▶ _Written problem_
The records below must be retyped exactly.

▶ _Input data_
<<<<

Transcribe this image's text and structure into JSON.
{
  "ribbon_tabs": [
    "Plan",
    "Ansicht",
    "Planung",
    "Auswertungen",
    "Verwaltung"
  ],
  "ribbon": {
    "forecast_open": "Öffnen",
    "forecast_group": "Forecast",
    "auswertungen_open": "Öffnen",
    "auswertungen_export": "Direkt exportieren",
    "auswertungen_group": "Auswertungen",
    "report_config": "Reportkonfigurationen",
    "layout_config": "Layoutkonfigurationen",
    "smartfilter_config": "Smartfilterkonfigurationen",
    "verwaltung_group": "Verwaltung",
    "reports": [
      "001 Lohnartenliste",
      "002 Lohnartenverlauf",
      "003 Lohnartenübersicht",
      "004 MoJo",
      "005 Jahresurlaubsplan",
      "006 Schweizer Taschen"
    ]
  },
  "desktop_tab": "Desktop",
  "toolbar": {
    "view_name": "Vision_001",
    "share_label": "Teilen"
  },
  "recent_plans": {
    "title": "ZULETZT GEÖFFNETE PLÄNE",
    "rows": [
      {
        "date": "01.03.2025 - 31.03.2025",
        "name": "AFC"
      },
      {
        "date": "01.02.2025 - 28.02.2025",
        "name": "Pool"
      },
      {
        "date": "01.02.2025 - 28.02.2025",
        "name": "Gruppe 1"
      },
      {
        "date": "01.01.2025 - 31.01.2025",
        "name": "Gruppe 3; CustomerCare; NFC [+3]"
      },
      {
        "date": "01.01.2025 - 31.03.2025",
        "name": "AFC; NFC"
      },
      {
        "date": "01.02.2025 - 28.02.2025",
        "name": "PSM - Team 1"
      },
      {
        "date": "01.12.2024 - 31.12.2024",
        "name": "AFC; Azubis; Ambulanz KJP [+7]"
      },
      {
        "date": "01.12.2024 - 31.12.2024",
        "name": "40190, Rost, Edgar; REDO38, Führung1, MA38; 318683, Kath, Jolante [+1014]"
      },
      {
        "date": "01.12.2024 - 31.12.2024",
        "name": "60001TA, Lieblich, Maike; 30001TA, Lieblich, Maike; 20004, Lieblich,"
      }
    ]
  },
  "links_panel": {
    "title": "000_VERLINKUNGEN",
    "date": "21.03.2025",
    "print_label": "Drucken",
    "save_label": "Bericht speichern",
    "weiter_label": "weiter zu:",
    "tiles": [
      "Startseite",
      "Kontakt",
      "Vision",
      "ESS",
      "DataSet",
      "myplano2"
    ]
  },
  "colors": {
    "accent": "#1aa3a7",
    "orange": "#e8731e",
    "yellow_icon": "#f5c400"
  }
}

>>>>

▶ _Exercise output_
Transcribe this image's text and structure into JSON.
{
  "ribbon_tabs": [
    "Plan",
    "Ansicht",
    "Planung",
    "Auswertungen",
    "Verwaltung"
  ],
  "ribbon": {
    "forecast_open": "Öffnen",
    "forecast_group": "Forecast",
    "auswertungen_open": "Öffnen",
    "auswertungen_export": "Direkt exportieren",
    "auswertungen_group": "Auswertungen",
    "report_config": "Reportkonfigurationen",
    "layout_config": "Layoutkonfigurationen",
    "smartfilter_config": "Smartfilterkonfigurationen",
    "verwaltung_group": "Verwaltung",
    "reports": [
      "001 Lohnartenliste",
      "002 Lohnartenverlauf",
      "003 Lohnartenübersicht",
      "004 MoJo",
      "005 Jahresurlaubsplan",
      "006 Schweizer Taschen"
    ]
  },
  "desktop_tab": "Desktop",
  "toolbar": {
    "view_name": "Vision_001",
    "share_label": "Teilen"
  },
  "recent_plans": {
    "title": "ZULETZT GEÖFFNETE PLÄNE",
    "rows": [
      {
        "date": "01.03.2025 - 31.03.2025",
        "name": "AFC"
      },
      {
        "date": "01.02.2025 - 28.02.2025",
        "name": "Pool"
      },
      {
        "date": "01.02.2025 - 28.02.2025",
        "name": "Gruppe 1"
      },
      {
        "date": "01.01.2025 - 31.01.2025",
        "name": "Gruppe 3; CustomerCare; NFC [+3]"
      },
      {
        "date": "01.01.2025 - 31.03.2025",
        "name": "AFC; NFC"
      },
      {
        "date": "01.02.2025 - 28.02.2025",
        "name": "PSM - Team 1"
      },
      {
        "date": "01.12.2024 - 31.12.2024",
        "name": "AFC; Azubis; Ambulanz KJP [+7]"
      },
      {
        "date": "01.12.2024 - 31.12.2024",
        "name": "40190, Rost, Edgar; REDO38, Führung1, MA38; 318683, Kath, Jolante [+1014]"
      },
      {
        "date": "01.12.2024 - 31.12.2024",
        "name": "60001TA, Lieblich, Maike; 30001TA, Lieblich, Maike; 20004, Lieblich,"
      }
    ]
  },
  "links_panel": {
    "title": "000_VERLINKUNGEN",
    "date": "21.03.2025",
    "print_label": "Drucken",
    "save_label": "Bericht speichern",
    "weiter_label": "weiter zu:",
    "tiles": [
      "Startseite",
      "Kontakt",
      "Vision",
      "ESS",
      "DataSet",
      "myplano2"
    ]
  },
  "colors": {
    "accent": "#1aa3a7",
    "orange": "#e8731e",
    "yellow_icon": "#f5c400"
  }
}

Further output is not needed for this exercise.